• **Task statement**
Reproduce only the lines that run from the line with "Output a JSON" to the last line of the material, both ends included, exactly as they appear.

• **Supplied records**
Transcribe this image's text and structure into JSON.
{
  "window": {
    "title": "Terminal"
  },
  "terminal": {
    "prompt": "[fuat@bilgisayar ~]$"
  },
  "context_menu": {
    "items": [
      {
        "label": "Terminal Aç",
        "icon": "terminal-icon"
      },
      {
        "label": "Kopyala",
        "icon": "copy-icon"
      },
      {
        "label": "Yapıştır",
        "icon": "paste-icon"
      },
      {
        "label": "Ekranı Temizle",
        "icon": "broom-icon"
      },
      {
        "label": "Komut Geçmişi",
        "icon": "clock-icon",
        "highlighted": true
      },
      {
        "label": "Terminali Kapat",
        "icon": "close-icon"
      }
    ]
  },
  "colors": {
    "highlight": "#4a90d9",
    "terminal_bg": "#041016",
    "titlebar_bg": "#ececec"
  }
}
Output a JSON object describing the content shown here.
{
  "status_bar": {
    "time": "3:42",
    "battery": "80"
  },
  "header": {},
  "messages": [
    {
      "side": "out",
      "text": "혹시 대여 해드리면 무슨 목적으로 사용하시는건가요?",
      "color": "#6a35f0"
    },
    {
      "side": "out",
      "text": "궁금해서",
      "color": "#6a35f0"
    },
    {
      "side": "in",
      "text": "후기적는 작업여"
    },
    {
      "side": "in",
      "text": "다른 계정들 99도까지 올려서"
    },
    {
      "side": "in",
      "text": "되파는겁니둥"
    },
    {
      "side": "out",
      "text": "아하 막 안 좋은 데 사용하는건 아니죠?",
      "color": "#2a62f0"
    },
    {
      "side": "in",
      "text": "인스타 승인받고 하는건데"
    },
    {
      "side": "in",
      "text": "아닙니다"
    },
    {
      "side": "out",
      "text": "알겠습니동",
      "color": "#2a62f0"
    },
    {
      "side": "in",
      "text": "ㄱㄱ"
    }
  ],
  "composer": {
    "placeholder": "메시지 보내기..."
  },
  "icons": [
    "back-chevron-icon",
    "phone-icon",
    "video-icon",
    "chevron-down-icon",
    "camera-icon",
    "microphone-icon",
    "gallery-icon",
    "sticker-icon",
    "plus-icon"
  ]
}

• **Solution for this exercise**
Output a JSON object describing the content shown here.
{
  "status_bar": {
    "time": "3:42",
    "battery": "80"
  },
  "header": {},
  "messages": [
    {
      "side": "out",
      "text": "혹시 대여 해드리면 무슨 목적으로 사용하시는건가요?",
      "color": "#6a35f0"
    },
    {
      "side": "out",
      "text": "궁금해서",
      "color": "#6a35f0"
    },
    {
      "side": "in",
      "text": "후기적는 작업여"
    },
    {
      "side": "in",
      "text": "다른 계정들 99도까지 올려서"
    },
    {
      "side": "in",
      "text": "되파는겁니둥"
    },
    {
      "side": "out",
      "text": "아하 막 안 좋은 데 사용하는건 아니죠?",
      "color": "#2a62f0"
    },
    {
      "side": "in",
      "text": "인스타 승인받고 하는건데"
    },
    {
      "side": "in",
      "text": "아닙니다"
    },
    {
      "side": "out",
      "text": "알겠습니동",
      "color": "#2a62f0"
    },
    {
      "side": "in",
      "text": "ㄱㄱ"
    }
  ],
  "composer": {
    "placeholder": "메시지 보내기..."
  },
  "icons": [
    "back-chevron-icon",
    "phone-icon",
    "video-icon",
    "chevron-down-icon",
    "camera-icon",
    "microphone-icon",
    "gallery-icon",
    "sticker-icon",
    "plus-icon"
  ]
}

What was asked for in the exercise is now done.